**Records from a data collection:**
— begin —

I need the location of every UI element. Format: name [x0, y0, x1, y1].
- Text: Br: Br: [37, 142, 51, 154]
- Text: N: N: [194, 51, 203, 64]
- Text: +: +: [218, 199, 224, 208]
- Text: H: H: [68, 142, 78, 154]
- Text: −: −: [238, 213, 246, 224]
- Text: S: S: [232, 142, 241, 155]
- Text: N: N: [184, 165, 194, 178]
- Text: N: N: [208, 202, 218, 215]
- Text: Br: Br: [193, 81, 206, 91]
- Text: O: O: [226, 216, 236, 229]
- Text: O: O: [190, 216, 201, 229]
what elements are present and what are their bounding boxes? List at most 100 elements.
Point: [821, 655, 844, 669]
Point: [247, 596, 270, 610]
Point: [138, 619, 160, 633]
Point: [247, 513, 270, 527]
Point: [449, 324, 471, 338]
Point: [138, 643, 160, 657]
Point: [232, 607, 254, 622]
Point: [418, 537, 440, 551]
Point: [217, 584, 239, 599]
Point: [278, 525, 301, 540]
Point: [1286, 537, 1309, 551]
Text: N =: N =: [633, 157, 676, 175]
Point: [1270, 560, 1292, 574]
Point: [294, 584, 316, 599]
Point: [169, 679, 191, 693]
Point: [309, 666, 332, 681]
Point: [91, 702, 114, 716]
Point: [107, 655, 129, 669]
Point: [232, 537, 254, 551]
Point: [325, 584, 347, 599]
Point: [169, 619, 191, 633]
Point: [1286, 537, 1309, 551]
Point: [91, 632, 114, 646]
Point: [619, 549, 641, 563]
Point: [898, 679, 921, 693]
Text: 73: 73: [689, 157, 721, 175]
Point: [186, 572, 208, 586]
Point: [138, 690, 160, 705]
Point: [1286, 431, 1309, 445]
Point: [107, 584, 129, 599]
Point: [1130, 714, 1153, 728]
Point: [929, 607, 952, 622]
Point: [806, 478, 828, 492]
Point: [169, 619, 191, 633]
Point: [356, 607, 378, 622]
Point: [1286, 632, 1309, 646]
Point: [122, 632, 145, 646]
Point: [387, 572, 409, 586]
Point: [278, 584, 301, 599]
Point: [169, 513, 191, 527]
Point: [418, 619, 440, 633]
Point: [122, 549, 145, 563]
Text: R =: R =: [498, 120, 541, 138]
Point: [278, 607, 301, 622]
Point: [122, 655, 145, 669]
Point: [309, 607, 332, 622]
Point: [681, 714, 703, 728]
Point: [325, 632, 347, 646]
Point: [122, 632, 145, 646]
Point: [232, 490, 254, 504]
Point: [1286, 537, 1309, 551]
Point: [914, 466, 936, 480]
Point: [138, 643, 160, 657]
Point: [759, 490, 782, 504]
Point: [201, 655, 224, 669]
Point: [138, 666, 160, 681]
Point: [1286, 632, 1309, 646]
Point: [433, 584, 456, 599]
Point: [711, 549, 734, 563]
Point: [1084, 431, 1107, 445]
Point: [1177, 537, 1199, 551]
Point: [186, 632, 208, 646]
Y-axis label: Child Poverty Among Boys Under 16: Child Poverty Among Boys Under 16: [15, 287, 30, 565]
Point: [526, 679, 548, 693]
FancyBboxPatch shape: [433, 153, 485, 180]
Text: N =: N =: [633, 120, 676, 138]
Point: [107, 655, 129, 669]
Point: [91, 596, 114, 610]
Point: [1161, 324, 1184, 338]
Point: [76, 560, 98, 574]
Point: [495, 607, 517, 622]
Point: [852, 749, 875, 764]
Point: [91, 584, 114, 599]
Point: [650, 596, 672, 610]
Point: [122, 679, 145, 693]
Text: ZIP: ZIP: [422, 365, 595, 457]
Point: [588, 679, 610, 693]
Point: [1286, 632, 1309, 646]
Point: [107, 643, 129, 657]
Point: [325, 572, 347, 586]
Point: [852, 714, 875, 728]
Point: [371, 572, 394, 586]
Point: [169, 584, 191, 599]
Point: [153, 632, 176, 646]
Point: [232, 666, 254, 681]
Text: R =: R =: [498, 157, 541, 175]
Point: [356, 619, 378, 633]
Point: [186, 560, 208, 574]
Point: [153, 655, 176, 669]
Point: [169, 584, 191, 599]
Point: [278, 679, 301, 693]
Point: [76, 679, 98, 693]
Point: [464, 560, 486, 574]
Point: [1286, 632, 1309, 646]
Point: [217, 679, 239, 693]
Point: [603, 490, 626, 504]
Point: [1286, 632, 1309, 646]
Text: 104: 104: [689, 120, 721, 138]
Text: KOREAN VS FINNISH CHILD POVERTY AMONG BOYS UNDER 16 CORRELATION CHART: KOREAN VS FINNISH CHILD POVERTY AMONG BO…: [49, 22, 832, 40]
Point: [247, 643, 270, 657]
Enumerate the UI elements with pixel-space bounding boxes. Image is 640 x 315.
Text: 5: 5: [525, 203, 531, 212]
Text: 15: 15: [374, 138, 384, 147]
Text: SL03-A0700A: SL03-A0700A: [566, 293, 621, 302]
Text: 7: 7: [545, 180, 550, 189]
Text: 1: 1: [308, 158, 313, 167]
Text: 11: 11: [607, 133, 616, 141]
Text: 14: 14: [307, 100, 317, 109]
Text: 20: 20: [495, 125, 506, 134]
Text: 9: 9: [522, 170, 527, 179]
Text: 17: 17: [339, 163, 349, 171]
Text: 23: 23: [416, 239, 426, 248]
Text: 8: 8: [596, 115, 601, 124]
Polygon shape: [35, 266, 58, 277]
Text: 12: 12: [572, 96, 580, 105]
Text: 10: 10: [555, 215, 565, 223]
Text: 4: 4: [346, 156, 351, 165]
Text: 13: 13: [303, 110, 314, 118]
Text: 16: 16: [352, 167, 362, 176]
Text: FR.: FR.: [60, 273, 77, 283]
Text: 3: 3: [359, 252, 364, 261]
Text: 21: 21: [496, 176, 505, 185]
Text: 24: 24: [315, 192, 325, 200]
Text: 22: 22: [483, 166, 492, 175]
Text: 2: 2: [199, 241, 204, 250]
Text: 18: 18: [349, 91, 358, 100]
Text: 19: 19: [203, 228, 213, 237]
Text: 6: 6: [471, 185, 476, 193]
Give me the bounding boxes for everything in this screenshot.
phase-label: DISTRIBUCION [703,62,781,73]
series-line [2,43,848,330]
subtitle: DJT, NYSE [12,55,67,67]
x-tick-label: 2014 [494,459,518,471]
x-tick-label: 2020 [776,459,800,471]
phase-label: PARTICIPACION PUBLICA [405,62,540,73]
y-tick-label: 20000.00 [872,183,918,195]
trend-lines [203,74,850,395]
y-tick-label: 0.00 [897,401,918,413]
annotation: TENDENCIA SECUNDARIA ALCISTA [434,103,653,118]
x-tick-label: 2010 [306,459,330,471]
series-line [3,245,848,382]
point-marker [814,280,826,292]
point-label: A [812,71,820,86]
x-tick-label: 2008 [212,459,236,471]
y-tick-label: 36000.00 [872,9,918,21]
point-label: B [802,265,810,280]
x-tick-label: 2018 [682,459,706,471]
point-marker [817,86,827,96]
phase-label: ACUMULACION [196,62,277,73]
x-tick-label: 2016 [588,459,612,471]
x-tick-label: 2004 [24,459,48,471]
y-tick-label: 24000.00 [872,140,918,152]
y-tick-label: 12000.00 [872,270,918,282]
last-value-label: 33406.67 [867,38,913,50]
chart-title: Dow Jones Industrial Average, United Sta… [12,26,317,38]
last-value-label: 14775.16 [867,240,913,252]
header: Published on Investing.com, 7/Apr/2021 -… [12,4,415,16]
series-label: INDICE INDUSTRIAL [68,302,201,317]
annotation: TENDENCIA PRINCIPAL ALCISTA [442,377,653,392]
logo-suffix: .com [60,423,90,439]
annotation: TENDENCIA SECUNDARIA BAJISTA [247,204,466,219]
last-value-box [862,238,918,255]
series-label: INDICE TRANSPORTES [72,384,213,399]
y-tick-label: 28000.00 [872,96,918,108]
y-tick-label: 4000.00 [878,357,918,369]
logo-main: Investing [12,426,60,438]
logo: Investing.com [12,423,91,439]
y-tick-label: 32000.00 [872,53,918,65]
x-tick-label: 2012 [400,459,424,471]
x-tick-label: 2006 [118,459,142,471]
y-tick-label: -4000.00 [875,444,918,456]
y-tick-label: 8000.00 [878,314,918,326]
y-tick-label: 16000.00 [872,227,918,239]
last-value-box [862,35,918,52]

— end —

**Task objective:** Identify each line of the records above that contains the string "phase", matching case exactly, and copy those lines in full.

**Result for this task:**
phase-label: DISTRIBUCION [703,62,781,73]
phase-label: PARTICIPACION PUBLICA [405,62,540,73]
phase-label: ACUMULACION [196,62,277,73]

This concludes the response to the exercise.